START Entries provided
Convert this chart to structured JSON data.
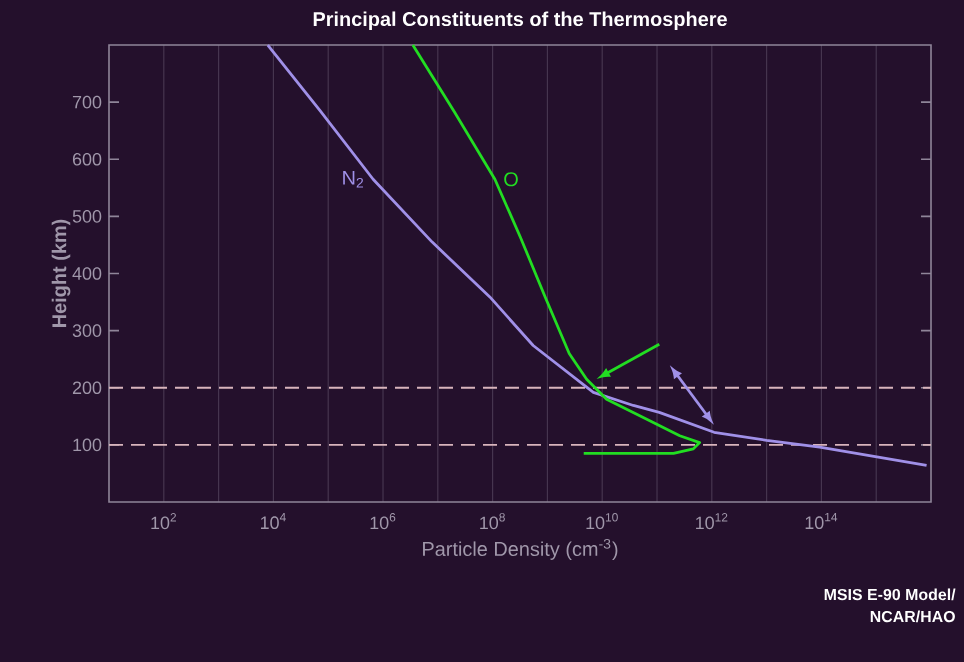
{
  "chart_data": {
    "type": "line",
    "title": "Principal Constituents of the Thermosphere",
    "xlabel": "Particle Density (cm$^{-3}$)",
    "ylabel": "Height (km)",
    "log": "x",
    "grid": "x",
    "legend": false,
    "xlim": [
      10,
      1e+16
    ],
    "ylim": [
      0,
      800
    ],
    "xticks": [
      {
        "value": 100,
        "label": "10$^{2}$"
      },
      {
        "value": 1000,
        "label": null
      },
      {
        "value": 10000.0,
        "label": "10$^{4}$"
      },
      {
        "value": 100000.0,
        "label": null
      },
      {
        "value": 1000000.0,
        "label": "10$^{6}$"
      },
      {
        "value": 10000000.0,
        "label": null
      },
      {
        "value": 100000000.0,
        "label": "10$^{8}$"
      },
      {
        "value": 1000000000.0,
        "label": null
      },
      {
        "value": 10000000000.0,
        "label": "10$^{10}$"
      },
      {
        "value": 100000000000.0,
        "label": null
      },
      {
        "value": 1000000000000.0,
        "label": "10$^{12}$"
      },
      {
        "value": 10000000000000.0,
        "label": null
      },
      {
        "value": 100000000000000.0,
        "label": "10$^{14}$"
      },
      {
        "value": 1000000000000000.0,
        "label": null
      }
    ],
    "yticks": [
      100,
      200,
      300,
      400,
      500,
      600,
      700
    ],
    "series": [
      {
        "name": "N$_{2}$",
        "color": "#a090e8",
        "x": [
          7900.0,
          71000.0,
          660000.0,
          7900000.0,
          89000000.0,
          550000000.0,
          6900000000.0,
          37000000000.0,
          110000000000.0,
          1100000000000.0,
          10000000000000.0,
          93000000000000.0,
          8300000000000000.0
        ],
        "values": [
          800,
          685,
          565,
          455,
          359,
          274,
          192,
          169,
          157,
          122,
          108,
          96,
          64
        ]
      },
      {
        "name": "O",
        "color": "#22dd22",
        "x": [
          3500000.0,
          20000000.0,
          110000000.0,
          320000000.0,
          910000000.0,
          2500000000.0,
          5200000000.0,
          12000000000.0,
          65000000000.0,
          260000000000.0,
          600000000000.0,
          460000000000.0,
          200000000000.0,
          4600000000.0
        ],
        "values": [
          800,
          683,
          565,
          464,
          359,
          260,
          215,
          180,
          145,
          116,
          104,
          93,
          85,
          85
        ]
      }
    ],
    "ref_lines": [
      {
        "axis": "y",
        "value": 100,
        "color": "#d8b4bc",
        "line_style": "dashed"
      },
      {
        "axis": "y",
        "value": 200,
        "color": "#d8b4bc",
        "line_style": "dashed"
      }
    ],
    "annotations": [
      "MSIS E-90 Model/",
      "NCAR/HAO"
    ]
  }
}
END Entries provided
Task objective: Quote everything in the listing above exactly; pictures are the only thing to omit.

Final answer:
Convert this chart to structured JSON data.
{
  "chart_data": {
    "type": "line",
    "title": "Principal Constituents of the Thermosphere",
    "xlabel": "Particle Density (cm$^{-3}$)",
    "ylabel": "Height (km)",
    "log": "x",
    "grid": "x",
    "legend": false,
    "xlim": [
      10,
      1e+16
    ],
    "ylim": [
      0,
      800
    ],
    "xticks": [
      {
        "value": 100,
        "label": "10$^{2}$"
      },
      {
        "value": 1000,
        "label": null
      },
      {
        "value": 10000.0,
        "label": "10$^{4}$"
      },
      {
        "value": 100000.0,
        "label": null
      },
      {
        "value": 1000000.0,
        "label": "10$^{6}$"
      },
      {
        "value": 10000000.0,
        "label": null
      },
      {
        "value": 100000000.0,
        "label": "10$^{8}$"
      },
      {
        "value": 1000000000.0,
        "label": null
      },
      {
        "value": 10000000000.0,
        "label": "10$^{10}$"
      },
      {
        "value": 100000000000.0,
        "label": null
      },
      {
        "value": 1000000000000.0,
        "label": "10$^{12}$"
      },
      {
        "value": 10000000000000.0,
        "label": null
      },
      {
        "value": 100000000000000.0,
        "label": "10$^{14}$"
      },
      {
        "value": 1000000000000000.0,
        "label": null
      }
    ],
    "yticks": [
      100,
      200,
      300,
      400,
      500,
      600,
      700
    ],
    "series": [
      {
        "name": "N$_{2}$",
        "color": "#a090e8",
        "x": [
          7900.0,
          71000.0,
          660000.0,
          7900000.0,
          89000000.0,
          550000000.0,
          6900000000.0,
          37000000000.0,
          110000000000.0,
          1100000000000.0,
          10000000000000.0,
          93000000000000.0,
          8300000000000000.0
        ],
        "values": [
          800,
          685,
          565,
          455,
          359,
          274,
          192,
          169,
          157,
          122,
          108,
          96,
          64
        ]
      },
      {
        "name": "O",
        "color": "#22dd22",
        "x": [
          3500000.0,
          20000000.0,
          110000000.0,
          320000000.0,
          910000000.0,
          2500000000.0,
          5200000000.0,
          12000000000.0,
          65000000000.0,
          260000000000.0,
          600000000000.0,
          460000000000.0,
          200000000000.0,
          4600000000.0
        ],
        "values": [
          800,
          683,
          565,
          464,
          359,
          260,
          215,
          180,
          145,
          116,
          104,
          93,
          85,
          85
        ]
      }
    ],
    "ref_lines": [
      {
        "axis": "y",
        "value": 100,
        "color": "#d8b4bc",
        "line_style": "dashed"
      },
      {
        "axis": "y",
        "value": 200,
        "color": "#d8b4bc",
        "line_style": "dashed"
      }
    ],
    "annotations": [
      "MSIS E-90 Model/",
      "NCAR/HAO"
    ]
  }
}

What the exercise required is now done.